··· Input data ···

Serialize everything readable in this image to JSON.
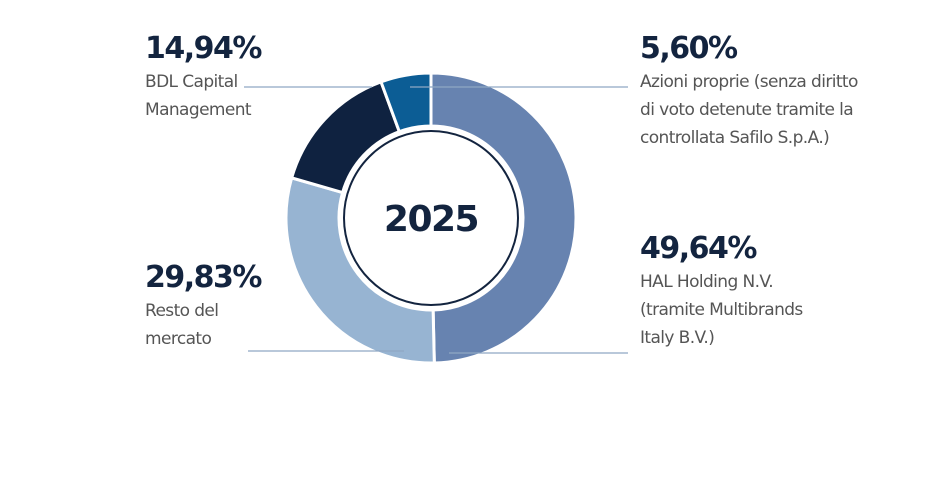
{
  "chart_data": {
    "type": "pie",
    "center_label": "2025",
    "slices": [
      {
        "value": 49.64,
        "value_label": "49,64%",
        "label_lines": [
          "HAL Holding N.V.",
          "(tramite Multibrands",
          "Italy B.V.)"
        ],
        "color": "#6783b0"
      },
      {
        "value": 29.83,
        "value_label": "29,83%",
        "label_lines": [
          "Resto del",
          "mercato"
        ],
        "color": "#97b4d2"
      },
      {
        "value": 14.94,
        "value_label": "14,94%",
        "label_lines": [
          "BDL Capital",
          "Management"
        ],
        "color": "#0f2240"
      },
      {
        "value": 5.6,
        "value_label": "5,60%",
        "label_lines": [
          "Azioni proprie (senza diritto",
          "di voto detenute tramite la",
          "controllata Safilo S.p.A.)"
        ],
        "color": "#0c5d95"
      }
    ]
  }
}
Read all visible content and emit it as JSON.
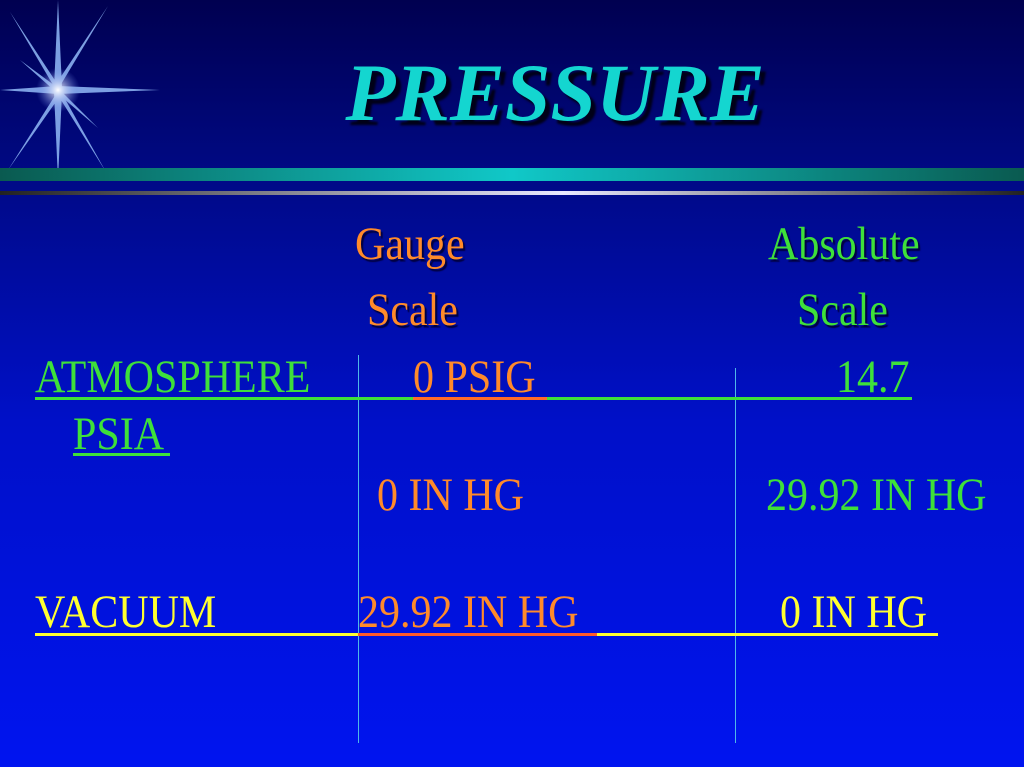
{
  "slide": {
    "title": "PRESSURE"
  },
  "colors": {
    "title": "#14d6d0",
    "gauge": "#ff8a2a",
    "absolute": "#3ee03a",
    "vacuum": "#ffff30"
  },
  "icons": {
    "decoration": "star-burst-icon"
  },
  "table": {
    "headers": {
      "gauge_line1": "Gauge",
      "gauge_line2": "Scale",
      "absolute_line1": "Absolute",
      "absolute_line2": "Scale"
    },
    "rows": [
      {
        "label": "ATMOSPHERE",
        "gauge": "0 PSIG",
        "absolute": "14.7",
        "absolute_wrap": "PSIA"
      },
      {
        "label": "",
        "gauge": "0 IN HG",
        "absolute": "29.92 IN HG"
      },
      {
        "label": "VACUUM",
        "gauge": "29.92 IN HG",
        "absolute": "0 IN HG"
      }
    ]
  }
}
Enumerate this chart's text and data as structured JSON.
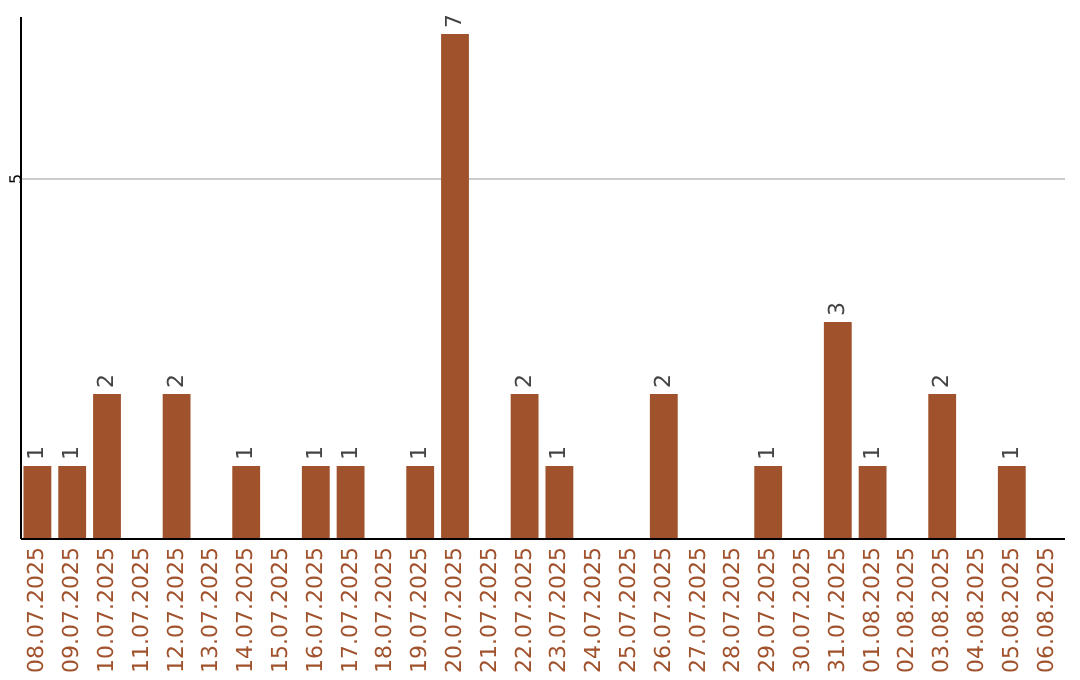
{
  "chart_data": {
    "type": "bar",
    "categories": [
      "08.07.2025",
      "09.07.2025",
      "10.07.2025",
      "11.07.2025",
      "12.07.2025",
      "13.07.2025",
      "14.07.2025",
      "15.07.2025",
      "16.07.2025",
      "17.07.2025",
      "18.07.2025",
      "19.07.2025",
      "20.07.2025",
      "21.07.2025",
      "22.07.2025",
      "23.07.2025",
      "24.07.2025",
      "25.07.2025",
      "26.07.2025",
      "27.07.2025",
      "28.07.2025",
      "29.07.2025",
      "30.07.2025",
      "31.07.2025",
      "01.08.2025",
      "02.08.2025",
      "03.08.2025",
      "04.08.2025",
      "05.08.2025",
      "06.08.2025"
    ],
    "values": [
      1,
      1,
      2,
      0,
      2,
      0,
      1,
      0,
      1,
      1,
      0,
      1,
      7,
      0,
      2,
      1,
      0,
      0,
      2,
      0,
      0,
      1,
      0,
      3,
      1,
      0,
      2,
      0,
      1,
      0
    ],
    "value_labels": [
      "1",
      "1",
      "2",
      null,
      "2",
      null,
      "1",
      null,
      "1",
      "1",
      null,
      "1",
      "7",
      null,
      "2",
      "1",
      null,
      null,
      "2",
      null,
      null,
      "1",
      null,
      "3",
      "1",
      null,
      "2",
      null,
      "1",
      null
    ],
    "color": "#a0522d",
    "ylim": [
      0,
      7.25
    ],
    "yticks": [
      5
    ],
    "grid": "y"
  }
}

···

Task goal - Give back word for word the lines from the one containing "Enumerate this chart's" through the final line of the data above. Pictures are to be left out.

Exercise response -
Enumerate this chart's text and data as structured JSON.
{
  "chart_data": {
    "type": "bar",
    "categories": [
      "08.07.2025",
      "09.07.2025",
      "10.07.2025",
      "11.07.2025",
      "12.07.2025",
      "13.07.2025",
      "14.07.2025",
      "15.07.2025",
      "16.07.2025",
      "17.07.2025",
      "18.07.2025",
      "19.07.2025",
      "20.07.2025",
      "21.07.2025",
      "22.07.2025",
      "23.07.2025",
      "24.07.2025",
      "25.07.2025",
      "26.07.2025",
      "27.07.2025",
      "28.07.2025",
      "29.07.2025",
      "30.07.2025",
      "31.07.2025",
      "01.08.2025",
      "02.08.2025",
      "03.08.2025",
      "04.08.2025",
      "05.08.2025",
      "06.08.2025"
    ],
    "values": [
      1,
      1,
      2,
      0,
      2,
      0,
      1,
      0,
      1,
      1,
      0,
      1,
      7,
      0,
      2,
      1,
      0,
      0,
      2,
      0,
      0,
      1,
      0,
      3,
      1,
      0,
      2,
      0,
      1,
      0
    ],
    "value_labels": [
      "1",
      "1",
      "2",
      null,
      "2",
      null,
      "1",
      null,
      "1",
      "1",
      null,
      "1",
      "7",
      null,
      "2",
      "1",
      null,
      null,
      "2",
      null,
      null,
      "1",
      null,
      "3",
      "1",
      null,
      "2",
      null,
      "1",
      null
    ],
    "color": "#a0522d",
    "ylim": [
      0,
      7.25
    ],
    "yticks": [
      5
    ],
    "grid": "y"
  }
}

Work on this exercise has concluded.